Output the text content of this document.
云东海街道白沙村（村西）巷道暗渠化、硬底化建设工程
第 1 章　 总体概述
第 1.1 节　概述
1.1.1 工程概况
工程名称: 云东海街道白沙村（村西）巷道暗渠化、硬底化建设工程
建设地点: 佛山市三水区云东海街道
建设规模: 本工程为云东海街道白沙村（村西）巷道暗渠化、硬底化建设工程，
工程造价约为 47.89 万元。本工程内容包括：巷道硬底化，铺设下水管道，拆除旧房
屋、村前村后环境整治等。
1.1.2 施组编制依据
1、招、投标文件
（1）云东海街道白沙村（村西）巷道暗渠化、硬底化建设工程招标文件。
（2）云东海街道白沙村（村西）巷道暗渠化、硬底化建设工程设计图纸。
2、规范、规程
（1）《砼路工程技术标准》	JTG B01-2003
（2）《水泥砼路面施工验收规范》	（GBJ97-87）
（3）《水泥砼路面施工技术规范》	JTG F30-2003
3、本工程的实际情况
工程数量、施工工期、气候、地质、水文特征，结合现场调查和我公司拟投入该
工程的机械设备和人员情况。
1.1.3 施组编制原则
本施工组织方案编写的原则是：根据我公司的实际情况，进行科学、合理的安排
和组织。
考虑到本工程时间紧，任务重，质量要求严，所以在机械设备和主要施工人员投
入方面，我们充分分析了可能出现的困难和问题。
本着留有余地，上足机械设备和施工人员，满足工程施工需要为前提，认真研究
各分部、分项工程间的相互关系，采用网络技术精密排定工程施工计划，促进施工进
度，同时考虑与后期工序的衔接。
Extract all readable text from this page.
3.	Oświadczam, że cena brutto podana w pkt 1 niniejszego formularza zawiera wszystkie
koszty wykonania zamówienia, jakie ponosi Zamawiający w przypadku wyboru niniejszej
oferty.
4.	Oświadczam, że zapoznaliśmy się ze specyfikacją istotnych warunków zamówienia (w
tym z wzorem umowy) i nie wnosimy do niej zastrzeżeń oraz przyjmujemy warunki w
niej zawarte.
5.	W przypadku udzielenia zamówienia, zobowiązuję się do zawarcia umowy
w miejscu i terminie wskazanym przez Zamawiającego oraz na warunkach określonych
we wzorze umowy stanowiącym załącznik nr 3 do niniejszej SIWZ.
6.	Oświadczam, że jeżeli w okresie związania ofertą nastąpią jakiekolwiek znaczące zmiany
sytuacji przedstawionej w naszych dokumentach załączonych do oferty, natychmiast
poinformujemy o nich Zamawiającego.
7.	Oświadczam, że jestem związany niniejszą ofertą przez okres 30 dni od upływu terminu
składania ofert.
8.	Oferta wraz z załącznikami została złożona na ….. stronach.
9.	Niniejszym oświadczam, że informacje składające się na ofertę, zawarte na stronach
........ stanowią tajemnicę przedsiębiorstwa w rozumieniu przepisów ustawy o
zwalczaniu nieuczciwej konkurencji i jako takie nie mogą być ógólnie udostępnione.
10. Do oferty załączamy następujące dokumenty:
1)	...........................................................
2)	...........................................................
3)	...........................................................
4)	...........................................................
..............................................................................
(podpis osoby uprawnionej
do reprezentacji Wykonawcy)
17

* * *

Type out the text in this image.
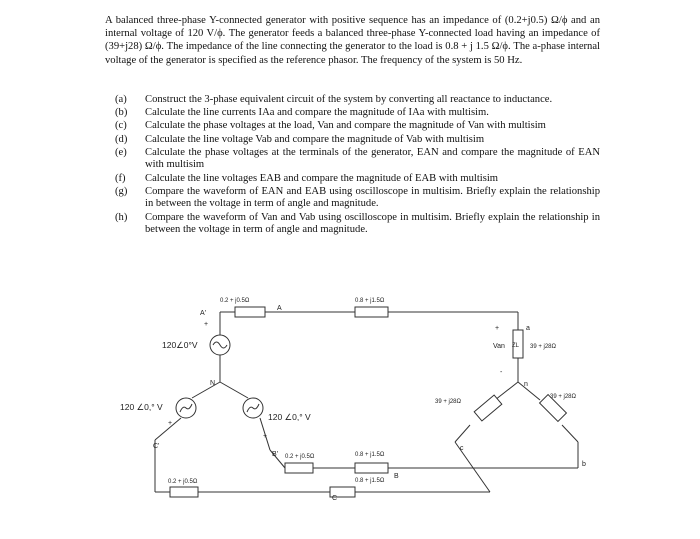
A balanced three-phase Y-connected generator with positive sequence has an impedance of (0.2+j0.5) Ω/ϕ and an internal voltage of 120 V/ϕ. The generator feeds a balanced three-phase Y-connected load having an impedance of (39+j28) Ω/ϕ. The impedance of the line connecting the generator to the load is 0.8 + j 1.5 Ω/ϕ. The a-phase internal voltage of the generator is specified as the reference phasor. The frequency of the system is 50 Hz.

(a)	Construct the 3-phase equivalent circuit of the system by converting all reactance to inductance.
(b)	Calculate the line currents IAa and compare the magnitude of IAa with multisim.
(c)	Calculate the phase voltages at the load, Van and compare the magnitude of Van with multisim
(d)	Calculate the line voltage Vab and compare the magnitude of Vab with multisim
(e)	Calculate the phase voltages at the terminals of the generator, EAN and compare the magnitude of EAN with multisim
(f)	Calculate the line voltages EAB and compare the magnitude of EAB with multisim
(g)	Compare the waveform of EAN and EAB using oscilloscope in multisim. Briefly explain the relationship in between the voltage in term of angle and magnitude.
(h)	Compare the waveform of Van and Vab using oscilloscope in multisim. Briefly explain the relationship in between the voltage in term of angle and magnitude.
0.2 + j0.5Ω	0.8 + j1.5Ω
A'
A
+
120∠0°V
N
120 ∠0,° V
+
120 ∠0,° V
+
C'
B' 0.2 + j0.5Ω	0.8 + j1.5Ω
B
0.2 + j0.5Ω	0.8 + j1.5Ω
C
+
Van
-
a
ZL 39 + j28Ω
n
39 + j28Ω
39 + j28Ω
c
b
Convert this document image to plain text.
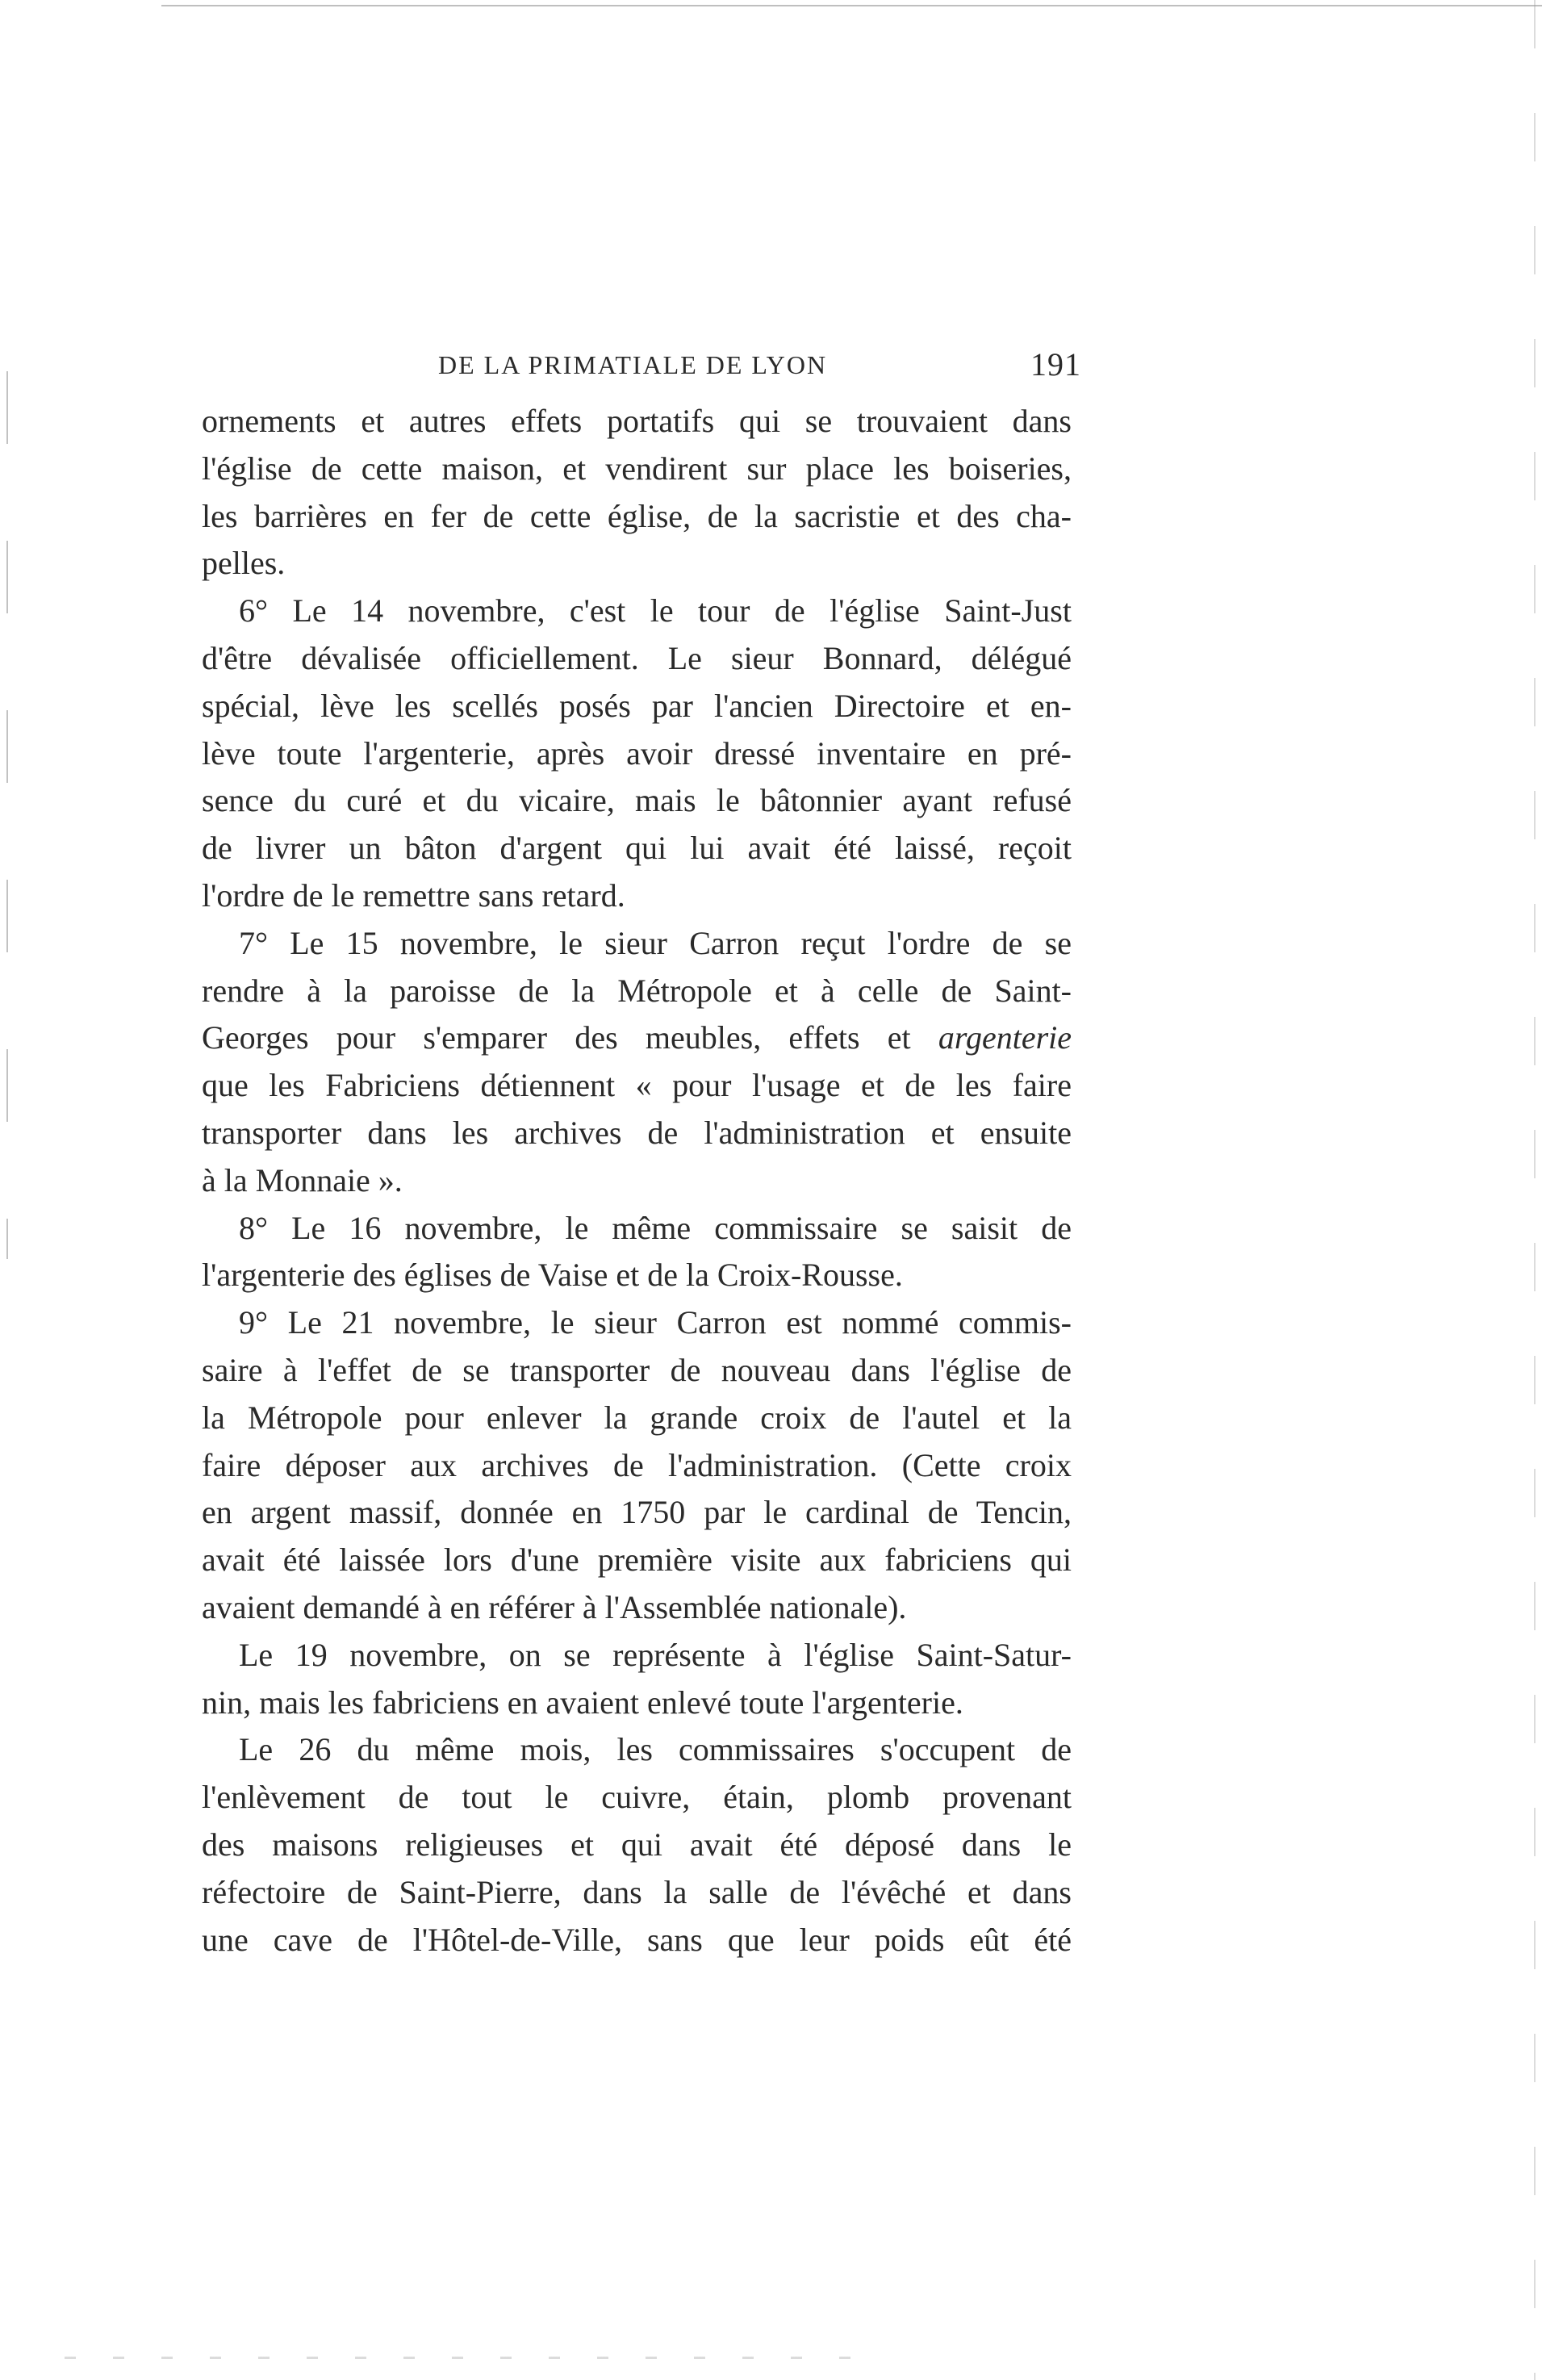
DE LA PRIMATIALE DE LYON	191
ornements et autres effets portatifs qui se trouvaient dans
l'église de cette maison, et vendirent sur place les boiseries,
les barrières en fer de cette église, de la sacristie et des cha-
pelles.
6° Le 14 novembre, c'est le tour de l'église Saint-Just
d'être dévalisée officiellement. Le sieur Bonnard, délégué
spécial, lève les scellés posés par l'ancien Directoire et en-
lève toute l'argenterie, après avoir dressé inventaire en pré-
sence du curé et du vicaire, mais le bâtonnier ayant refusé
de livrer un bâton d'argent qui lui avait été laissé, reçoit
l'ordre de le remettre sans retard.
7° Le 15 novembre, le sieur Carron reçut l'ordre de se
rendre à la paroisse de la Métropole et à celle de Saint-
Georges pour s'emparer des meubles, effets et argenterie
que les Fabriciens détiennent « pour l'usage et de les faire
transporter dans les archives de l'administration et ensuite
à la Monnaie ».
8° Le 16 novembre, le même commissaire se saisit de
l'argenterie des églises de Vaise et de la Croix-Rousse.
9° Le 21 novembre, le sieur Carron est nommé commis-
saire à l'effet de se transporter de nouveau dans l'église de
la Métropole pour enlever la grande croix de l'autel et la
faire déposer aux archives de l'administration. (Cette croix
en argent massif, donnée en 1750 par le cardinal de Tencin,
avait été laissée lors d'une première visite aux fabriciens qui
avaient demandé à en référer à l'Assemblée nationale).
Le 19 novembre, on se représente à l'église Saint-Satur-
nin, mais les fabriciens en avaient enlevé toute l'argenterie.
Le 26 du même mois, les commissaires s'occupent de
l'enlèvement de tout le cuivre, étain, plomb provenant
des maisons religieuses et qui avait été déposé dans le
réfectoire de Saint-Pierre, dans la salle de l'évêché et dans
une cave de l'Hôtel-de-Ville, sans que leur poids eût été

> Work to be completed:
Count how many lines above include the word "generator" and answer with that figure only.

> Answer to the task:
2